# Start of Entries provided

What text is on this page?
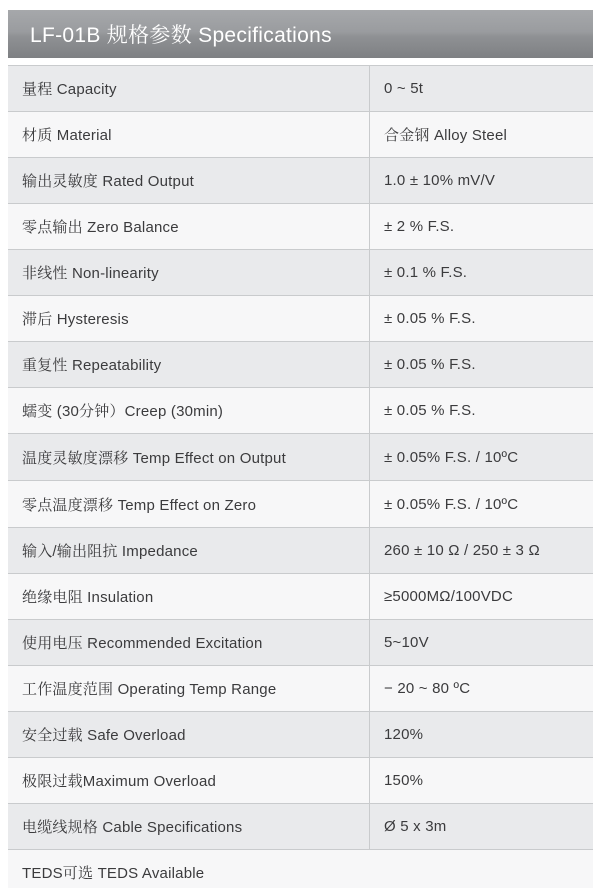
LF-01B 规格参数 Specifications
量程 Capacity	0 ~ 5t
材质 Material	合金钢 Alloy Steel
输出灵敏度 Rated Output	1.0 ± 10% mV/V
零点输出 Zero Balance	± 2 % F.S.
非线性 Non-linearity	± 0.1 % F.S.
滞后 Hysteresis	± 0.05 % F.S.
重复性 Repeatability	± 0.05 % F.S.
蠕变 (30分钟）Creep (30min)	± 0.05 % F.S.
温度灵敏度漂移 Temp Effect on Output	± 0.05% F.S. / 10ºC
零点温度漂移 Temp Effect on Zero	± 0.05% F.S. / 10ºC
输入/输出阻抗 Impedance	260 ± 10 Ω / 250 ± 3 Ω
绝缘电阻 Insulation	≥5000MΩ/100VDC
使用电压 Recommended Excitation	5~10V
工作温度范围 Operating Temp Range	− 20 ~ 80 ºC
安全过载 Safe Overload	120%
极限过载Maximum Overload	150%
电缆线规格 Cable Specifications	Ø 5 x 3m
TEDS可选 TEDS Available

# End of Entries provided

Aim >> Each record must be quoted in full and exactly. Do not include the pictures.

Result for this task >>
What text is on this page?
LF-01B 规格参数 Specifications
量程 Capacity	0 ~ 5t
材质 Material	合金钢 Alloy Steel
输出灵敏度 Rated Output	1.0 ± 10% mV/V
零点输出 Zero Balance	± 2 % F.S.
非线性 Non-linearity	± 0.1 % F.S.
滞后 Hysteresis	± 0.05 % F.S.
重复性 Repeatability	± 0.05 % F.S.
蠕变 (30分钟）Creep (30min)	± 0.05 % F.S.
温度灵敏度漂移 Temp Effect on Output	± 0.05% F.S. / 10ºC
零点温度漂移 Temp Effect on Zero	± 0.05% F.S. / 10ºC
输入/输出阻抗 Impedance	260 ± 10 Ω / 250 ± 3 Ω
绝缘电阻 Insulation	≥5000MΩ/100VDC
使用电压 Recommended Excitation	5~10V
工作温度范围 Operating Temp Range	− 20 ~ 80 ºC
安全过载 Safe Overload	120%
极限过载Maximum Overload	150%
电缆线规格 Cable Specifications	Ø 5 x 3m
TEDS可选 TEDS Available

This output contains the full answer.